Data shown.

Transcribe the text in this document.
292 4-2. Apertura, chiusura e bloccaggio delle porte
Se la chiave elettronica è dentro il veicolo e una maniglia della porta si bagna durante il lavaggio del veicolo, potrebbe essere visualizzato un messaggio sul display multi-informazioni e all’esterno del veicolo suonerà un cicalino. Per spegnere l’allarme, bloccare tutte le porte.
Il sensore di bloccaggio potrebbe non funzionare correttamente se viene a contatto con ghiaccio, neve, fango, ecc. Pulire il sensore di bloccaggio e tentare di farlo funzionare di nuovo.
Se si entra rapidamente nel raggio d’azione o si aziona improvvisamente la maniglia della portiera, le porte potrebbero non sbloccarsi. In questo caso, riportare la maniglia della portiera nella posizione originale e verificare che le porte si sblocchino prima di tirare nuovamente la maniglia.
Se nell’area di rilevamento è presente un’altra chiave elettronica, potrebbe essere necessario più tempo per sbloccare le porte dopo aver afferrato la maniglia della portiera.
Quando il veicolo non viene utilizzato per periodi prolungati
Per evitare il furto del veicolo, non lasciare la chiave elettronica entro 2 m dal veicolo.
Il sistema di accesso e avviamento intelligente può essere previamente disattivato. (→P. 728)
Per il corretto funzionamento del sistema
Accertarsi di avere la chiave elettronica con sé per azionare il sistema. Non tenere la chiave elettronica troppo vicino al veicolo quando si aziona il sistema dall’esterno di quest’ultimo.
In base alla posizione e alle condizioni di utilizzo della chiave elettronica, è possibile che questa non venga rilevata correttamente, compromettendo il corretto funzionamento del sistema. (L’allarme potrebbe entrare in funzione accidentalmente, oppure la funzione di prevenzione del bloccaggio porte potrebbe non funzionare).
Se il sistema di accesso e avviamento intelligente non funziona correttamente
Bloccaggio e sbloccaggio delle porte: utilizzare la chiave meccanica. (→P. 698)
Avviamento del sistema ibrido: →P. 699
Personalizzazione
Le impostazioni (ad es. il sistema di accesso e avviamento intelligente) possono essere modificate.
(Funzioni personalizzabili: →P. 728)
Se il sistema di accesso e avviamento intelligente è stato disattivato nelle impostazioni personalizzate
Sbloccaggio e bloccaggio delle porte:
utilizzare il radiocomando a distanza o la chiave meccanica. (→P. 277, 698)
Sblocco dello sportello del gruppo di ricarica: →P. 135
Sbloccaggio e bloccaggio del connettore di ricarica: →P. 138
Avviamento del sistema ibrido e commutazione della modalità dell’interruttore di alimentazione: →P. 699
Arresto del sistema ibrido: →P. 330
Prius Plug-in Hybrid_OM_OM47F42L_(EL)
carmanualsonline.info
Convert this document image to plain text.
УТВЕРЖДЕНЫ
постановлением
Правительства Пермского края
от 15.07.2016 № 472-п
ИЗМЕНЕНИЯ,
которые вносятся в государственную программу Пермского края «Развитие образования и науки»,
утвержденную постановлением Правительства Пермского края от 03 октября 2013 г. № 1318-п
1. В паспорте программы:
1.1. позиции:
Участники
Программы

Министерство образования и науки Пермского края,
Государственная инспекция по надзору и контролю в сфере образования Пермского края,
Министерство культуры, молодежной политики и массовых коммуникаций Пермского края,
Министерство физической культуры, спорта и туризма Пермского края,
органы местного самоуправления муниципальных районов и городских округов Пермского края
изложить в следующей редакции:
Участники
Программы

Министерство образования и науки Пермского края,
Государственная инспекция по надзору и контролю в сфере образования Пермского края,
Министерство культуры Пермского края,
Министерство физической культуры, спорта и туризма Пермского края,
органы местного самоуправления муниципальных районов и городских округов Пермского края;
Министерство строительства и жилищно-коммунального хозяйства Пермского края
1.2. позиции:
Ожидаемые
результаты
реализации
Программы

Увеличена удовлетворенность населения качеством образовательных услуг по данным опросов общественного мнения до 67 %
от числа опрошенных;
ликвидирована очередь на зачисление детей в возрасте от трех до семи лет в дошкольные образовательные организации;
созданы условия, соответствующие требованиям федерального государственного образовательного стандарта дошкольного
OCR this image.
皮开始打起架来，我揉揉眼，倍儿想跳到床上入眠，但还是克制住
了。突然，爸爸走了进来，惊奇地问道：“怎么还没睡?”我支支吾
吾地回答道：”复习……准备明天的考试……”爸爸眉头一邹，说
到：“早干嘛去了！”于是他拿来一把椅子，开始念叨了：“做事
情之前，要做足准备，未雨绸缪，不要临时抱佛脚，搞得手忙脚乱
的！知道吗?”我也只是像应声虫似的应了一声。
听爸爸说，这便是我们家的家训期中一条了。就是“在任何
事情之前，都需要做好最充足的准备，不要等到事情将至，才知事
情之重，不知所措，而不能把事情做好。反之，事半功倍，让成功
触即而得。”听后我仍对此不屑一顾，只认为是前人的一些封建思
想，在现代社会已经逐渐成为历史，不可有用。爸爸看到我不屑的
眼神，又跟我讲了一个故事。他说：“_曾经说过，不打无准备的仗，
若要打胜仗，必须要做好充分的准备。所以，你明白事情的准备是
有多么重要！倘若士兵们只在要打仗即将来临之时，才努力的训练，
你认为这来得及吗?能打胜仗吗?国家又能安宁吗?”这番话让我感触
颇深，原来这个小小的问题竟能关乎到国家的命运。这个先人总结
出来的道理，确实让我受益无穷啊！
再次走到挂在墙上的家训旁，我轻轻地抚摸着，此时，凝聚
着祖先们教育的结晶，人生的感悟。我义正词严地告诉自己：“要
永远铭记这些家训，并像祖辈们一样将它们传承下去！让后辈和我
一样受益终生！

Problem description. Write out every record verbatim.

Written answer.
Transcribe the text in this document.
292 4-2. Apertura, chiusura e bloccaggio delle porte
Se la chiave elettronica è dentro il veicolo e una maniglia della porta si bagna durante il lavaggio del veicolo, potrebbe essere visualizzato un messaggio sul display multi-informazioni e all’esterno del veicolo suonerà un cicalino. Per spegnere l’allarme, bloccare tutte le porte.
Il sensore di bloccaggio potrebbe non funzionare correttamente se viene a contatto con ghiaccio, neve, fango, ecc. Pulire il sensore di bloccaggio e tentare di farlo funzionare di nuovo.
Se si entra rapidamente nel raggio d’azione o si aziona improvvisamente la maniglia della portiera, le porte potrebbero non sbloccarsi. In questo caso, riportare la maniglia della portiera nella posizione originale e verificare che le porte si sblocchino prima di tirare nuovamente la maniglia.
Se nell’area di rilevamento è presente un’altra chiave elettronica, potrebbe essere necessario più tempo per sbloccare le porte dopo aver afferrato la maniglia della portiera.
Quando il veicolo non viene utilizzato per periodi prolungati
Per evitare il furto del veicolo, non lasciare la chiave elettronica entro 2 m dal veicolo.
Il sistema di accesso e avviamento intelligente può essere previamente disattivato. (→P. 728)
Per il corretto funzionamento del sistema
Accertarsi di avere la chiave elettronica con sé per azionare il sistema. Non tenere la chiave elettronica troppo vicino al veicolo quando si aziona il sistema dall’esterno di quest’ultimo.
In base alla posizione e alle condizioni di utilizzo della chiave elettronica, è possibile che questa non venga rilevata correttamente, compromettendo il corretto funzionamento del sistema. (L’allarme potrebbe entrare in funzione accidentalmente, oppure la funzione di prevenzione del bloccaggio porte potrebbe non funzionare).
Se il sistema di accesso e avviamento intelligente non funziona correttamente
Bloccaggio e sbloccaggio delle porte: utilizzare la chiave meccanica. (→P. 698)
Avviamento del sistema ibrido: →P. 699
Personalizzazione
Le impostazioni (ad es. il sistema di accesso e avviamento intelligente) possono essere modificate.
(Funzioni personalizzabili: →P. 728)
Se il sistema di accesso e avviamento intelligente è stato disattivato nelle impostazioni personalizzate
Sbloccaggio e bloccaggio delle porte:
utilizzare il radiocomando a distanza o la chiave meccanica. (→P. 277, 698)
Sblocco dello sportello del gruppo di ricarica: →P. 135
Sbloccaggio e bloccaggio del connettore di ricarica: →P. 138
Avviamento del sistema ibrido e commutazione della modalità dell’interruttore di alimentazione: →P. 699
Arresto del sistema ibrido: →P. 330
Prius Plug-in Hybrid_OM_OM47F42L_(EL)
carmanualsonline.info
Convert this document image to plain text.
УТВЕРЖДЕНЫ
постановлением
Правительства Пермского края
от 15.07.2016 № 472-п
ИЗМЕНЕНИЯ,
которые вносятся в государственную программу Пермского края «Развитие образования и науки»,
утвержденную постановлением Правительства Пермского края от 03 октября 2013 г. № 1318-п
1. В паспорте программы:
1.1. позиции:
Участники
Программы

Министерство образования и науки Пермского края,
Государственная инспекция по надзору и контролю в сфере образования Пермского края,
Министерство культуры, молодежной политики и массовых коммуникаций Пермского края,
Министерство физической культуры, спорта и туризма Пермского края,
органы местного самоуправления муниципальных районов и городских округов Пермского края
изложить в следующей редакции:
Участники
Программы

Министерство образования и науки Пермского края,
Государственная инспекция по надзору и контролю в сфере образования Пермского края,
Министерство культуры Пермского края,
Министерство физической культуры, спорта и туризма Пермского края,
органы местного самоуправления муниципальных районов и городских округов Пермского края;
Министерство строительства и жилищно-коммунального хозяйства Пермского края
1.2. позиции:
Ожидаемые
результаты
реализации
Программы

Увеличена удовлетворенность населения качеством образовательных услуг по данным опросов общественного мнения до 67 %
от числа опрошенных;
ликвидирована очередь на зачисление детей в возрасте от трех до семи лет в дошкольные образовательные организации;
созданы условия, соответствующие требованиям федерального государственного образовательного стандарта дошкольного
OCR this image.
皮开始打起架来，我揉揉眼，倍儿想跳到床上入眠，但还是克制住
了。突然，爸爸走了进来，惊奇地问道：“怎么还没睡?”我支支吾
吾地回答道：”复习……准备明天的考试……”爸爸眉头一邹，说
到：“早干嘛去了！”于是他拿来一把椅子，开始念叨了：“做事
情之前，要做足准备，未雨绸缪，不要临时抱佛脚，搞得手忙脚乱
的！知道吗?”我也只是像应声虫似的应了一声。
听爸爸说，这便是我们家的家训期中一条了。就是“在任何
事情之前，都需要做好最充足的准备，不要等到事情将至，才知事
情之重，不知所措，而不能把事情做好。反之，事半功倍，让成功
触即而得。”听后我仍对此不屑一顾，只认为是前人的一些封建思
想，在现代社会已经逐渐成为历史，不可有用。爸爸看到我不屑的
眼神，又跟我讲了一个故事。他说：“_曾经说过，不打无准备的仗，
若要打胜仗，必须要做好充分的准备。所以，你明白事情的准备是
有多么重要！倘若士兵们只在要打仗即将来临之时，才努力的训练，
你认为这来得及吗?能打胜仗吗?国家又能安宁吗?”这番话让我感触
颇深，原来这个小小的问题竟能关乎到国家的命运。这个先人总结
出来的道理，确实让我受益无穷啊！
再次走到挂在墙上的家训旁，我轻轻地抚摸着，此时，凝聚
着祖先们教育的结晶，人生的感悟。我义正词严地告诉自己：“要
永远铭记这些家训，并像祖辈们一样将它们传承下去！让后辈和我
一样受益终生！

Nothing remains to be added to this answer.